§ **Goal of the exercise**
Go through the entries below and pick out every line with "text".
Begin Exercise material
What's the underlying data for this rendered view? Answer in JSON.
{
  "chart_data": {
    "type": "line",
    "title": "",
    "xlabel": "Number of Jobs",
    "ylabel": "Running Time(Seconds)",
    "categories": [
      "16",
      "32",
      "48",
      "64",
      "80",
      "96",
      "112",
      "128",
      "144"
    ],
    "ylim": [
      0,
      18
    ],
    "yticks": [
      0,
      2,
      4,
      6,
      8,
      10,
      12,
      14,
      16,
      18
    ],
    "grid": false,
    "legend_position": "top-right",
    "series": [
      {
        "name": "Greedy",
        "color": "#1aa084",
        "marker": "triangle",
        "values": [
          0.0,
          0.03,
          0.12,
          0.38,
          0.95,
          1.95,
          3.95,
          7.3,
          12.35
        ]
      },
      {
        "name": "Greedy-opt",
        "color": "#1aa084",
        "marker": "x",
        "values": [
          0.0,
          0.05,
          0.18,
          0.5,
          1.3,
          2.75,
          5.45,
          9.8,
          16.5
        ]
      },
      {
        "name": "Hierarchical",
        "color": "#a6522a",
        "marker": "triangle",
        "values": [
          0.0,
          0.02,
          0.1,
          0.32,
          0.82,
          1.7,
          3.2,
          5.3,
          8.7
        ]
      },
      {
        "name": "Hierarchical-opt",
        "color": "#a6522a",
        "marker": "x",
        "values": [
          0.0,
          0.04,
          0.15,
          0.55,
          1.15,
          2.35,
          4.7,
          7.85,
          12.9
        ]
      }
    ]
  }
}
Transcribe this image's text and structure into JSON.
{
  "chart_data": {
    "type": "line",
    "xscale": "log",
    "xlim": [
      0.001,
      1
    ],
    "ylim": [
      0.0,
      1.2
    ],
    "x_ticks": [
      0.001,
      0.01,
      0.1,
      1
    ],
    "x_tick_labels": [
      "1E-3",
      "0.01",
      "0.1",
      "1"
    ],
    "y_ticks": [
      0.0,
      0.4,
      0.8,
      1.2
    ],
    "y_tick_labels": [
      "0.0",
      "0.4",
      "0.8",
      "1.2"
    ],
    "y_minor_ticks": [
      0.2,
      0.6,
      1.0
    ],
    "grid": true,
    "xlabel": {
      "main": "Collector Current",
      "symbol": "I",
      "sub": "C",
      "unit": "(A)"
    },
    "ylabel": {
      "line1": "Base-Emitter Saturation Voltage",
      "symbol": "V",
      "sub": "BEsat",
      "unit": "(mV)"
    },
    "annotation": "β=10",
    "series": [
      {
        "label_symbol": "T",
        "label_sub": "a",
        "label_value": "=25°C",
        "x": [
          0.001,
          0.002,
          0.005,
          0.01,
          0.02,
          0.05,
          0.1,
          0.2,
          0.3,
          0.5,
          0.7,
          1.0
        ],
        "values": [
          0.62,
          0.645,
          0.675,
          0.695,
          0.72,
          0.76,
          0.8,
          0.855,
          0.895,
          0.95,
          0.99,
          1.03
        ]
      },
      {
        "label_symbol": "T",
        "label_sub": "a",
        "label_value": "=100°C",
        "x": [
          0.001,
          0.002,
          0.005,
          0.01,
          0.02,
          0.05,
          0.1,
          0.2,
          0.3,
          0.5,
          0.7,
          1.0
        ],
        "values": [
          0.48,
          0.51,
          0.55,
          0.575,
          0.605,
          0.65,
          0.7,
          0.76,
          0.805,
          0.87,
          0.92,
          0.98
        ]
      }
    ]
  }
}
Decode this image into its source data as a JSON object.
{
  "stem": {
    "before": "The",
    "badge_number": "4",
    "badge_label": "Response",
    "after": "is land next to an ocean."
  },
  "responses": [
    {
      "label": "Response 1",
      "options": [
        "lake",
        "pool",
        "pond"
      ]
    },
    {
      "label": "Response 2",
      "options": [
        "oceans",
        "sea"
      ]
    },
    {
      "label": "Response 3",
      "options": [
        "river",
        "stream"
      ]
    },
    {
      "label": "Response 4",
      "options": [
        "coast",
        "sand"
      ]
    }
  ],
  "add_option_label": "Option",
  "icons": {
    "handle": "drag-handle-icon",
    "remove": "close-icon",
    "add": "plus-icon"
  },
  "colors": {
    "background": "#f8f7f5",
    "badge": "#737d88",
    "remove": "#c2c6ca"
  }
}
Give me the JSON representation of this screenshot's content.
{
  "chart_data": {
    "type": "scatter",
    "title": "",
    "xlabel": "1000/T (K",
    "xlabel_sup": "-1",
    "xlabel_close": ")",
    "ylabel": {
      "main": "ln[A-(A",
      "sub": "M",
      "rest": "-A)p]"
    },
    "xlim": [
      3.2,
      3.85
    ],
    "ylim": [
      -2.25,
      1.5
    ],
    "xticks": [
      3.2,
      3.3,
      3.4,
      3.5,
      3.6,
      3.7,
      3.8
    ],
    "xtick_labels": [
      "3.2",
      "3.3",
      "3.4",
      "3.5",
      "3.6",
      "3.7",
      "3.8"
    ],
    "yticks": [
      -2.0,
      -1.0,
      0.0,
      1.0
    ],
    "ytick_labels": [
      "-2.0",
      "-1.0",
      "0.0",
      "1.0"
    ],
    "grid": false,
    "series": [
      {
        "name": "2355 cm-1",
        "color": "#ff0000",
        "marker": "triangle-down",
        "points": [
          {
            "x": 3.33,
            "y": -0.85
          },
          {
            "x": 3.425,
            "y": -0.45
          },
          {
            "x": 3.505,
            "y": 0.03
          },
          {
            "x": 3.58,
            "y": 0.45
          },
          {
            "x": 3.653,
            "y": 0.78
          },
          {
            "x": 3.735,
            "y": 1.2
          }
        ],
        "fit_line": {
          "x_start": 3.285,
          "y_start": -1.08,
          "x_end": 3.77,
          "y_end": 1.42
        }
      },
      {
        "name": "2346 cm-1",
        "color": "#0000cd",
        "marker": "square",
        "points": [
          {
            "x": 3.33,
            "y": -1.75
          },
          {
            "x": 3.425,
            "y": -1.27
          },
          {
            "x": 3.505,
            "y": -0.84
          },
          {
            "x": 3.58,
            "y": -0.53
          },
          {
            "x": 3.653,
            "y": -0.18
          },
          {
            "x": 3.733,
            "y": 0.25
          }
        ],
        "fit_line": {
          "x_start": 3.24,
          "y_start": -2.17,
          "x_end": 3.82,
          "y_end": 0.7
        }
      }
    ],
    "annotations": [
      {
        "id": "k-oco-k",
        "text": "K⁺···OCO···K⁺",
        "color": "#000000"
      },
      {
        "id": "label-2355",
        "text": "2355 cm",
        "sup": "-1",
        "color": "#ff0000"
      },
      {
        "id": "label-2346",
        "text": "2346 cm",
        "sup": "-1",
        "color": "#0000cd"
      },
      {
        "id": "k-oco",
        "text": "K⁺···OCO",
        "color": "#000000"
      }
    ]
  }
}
End Exercise material
§ **Response for this exercise**
Transcribe this image's text and structure into JSON.
        "text": "K⁺···OCO···K⁺",
        "text": "2355 cm",
        "text": "2346 cm",
        "text": "K⁺···OCO",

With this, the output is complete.